### Exercise aim:
Answer with a single number: the count of lines that hold "provozní".
━━━━━━━━━━━━━━━━━━━━━━━━━━━━━━
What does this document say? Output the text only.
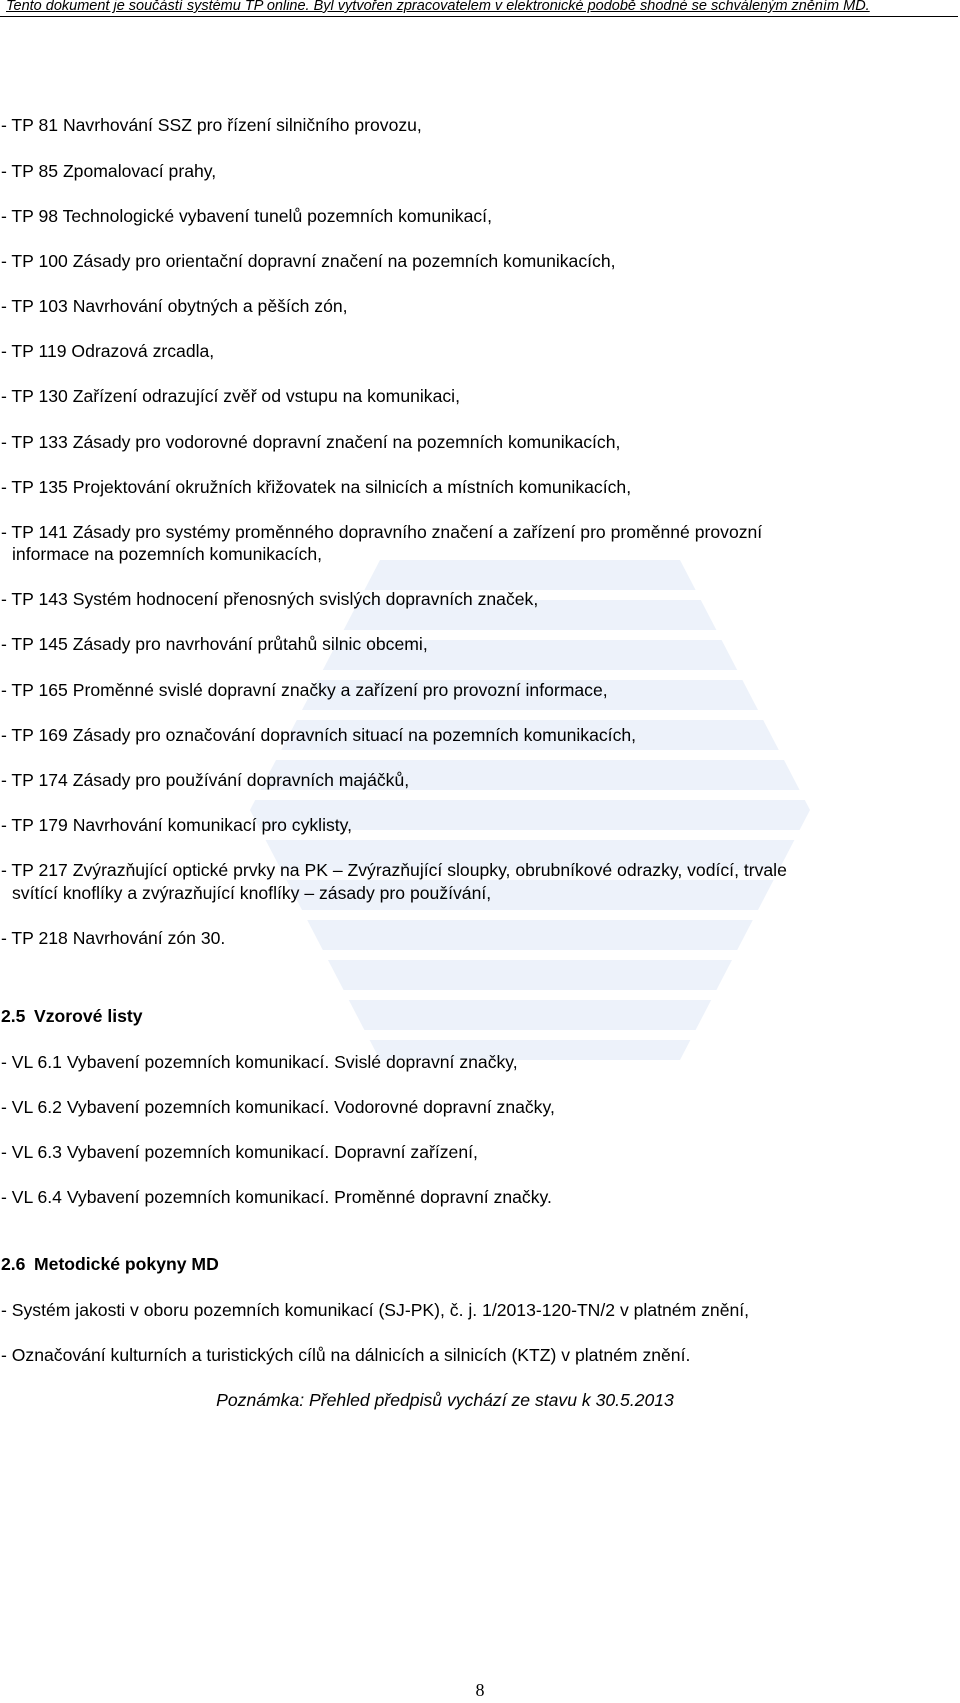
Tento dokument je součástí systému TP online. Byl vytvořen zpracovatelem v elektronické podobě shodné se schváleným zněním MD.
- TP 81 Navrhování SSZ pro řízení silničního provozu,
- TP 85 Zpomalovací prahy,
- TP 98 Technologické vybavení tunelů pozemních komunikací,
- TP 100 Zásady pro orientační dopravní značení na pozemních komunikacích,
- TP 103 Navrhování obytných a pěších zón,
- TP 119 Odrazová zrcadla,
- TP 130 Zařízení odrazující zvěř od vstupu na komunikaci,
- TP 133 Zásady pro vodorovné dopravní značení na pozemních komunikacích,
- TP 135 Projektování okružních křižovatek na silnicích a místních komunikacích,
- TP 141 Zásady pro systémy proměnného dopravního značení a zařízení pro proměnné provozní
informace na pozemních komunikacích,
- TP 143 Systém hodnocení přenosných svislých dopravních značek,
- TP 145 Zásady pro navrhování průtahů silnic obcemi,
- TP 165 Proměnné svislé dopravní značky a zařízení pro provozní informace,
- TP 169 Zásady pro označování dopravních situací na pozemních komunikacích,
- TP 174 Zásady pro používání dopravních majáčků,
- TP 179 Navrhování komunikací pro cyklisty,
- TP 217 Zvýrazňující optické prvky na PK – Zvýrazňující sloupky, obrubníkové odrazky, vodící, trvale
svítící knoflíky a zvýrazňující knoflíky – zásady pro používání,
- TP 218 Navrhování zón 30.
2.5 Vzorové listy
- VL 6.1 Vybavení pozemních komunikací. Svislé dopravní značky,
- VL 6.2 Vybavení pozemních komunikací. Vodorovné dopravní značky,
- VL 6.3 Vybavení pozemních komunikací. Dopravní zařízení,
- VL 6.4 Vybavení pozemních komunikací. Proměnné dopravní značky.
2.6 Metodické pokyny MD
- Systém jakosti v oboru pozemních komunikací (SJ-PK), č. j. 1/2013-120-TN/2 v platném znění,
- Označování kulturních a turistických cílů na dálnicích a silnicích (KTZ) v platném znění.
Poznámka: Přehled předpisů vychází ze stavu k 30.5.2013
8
━━━━━━━━━━━━━━━━━━━━━━━━━━━━━━
### Task answer:
2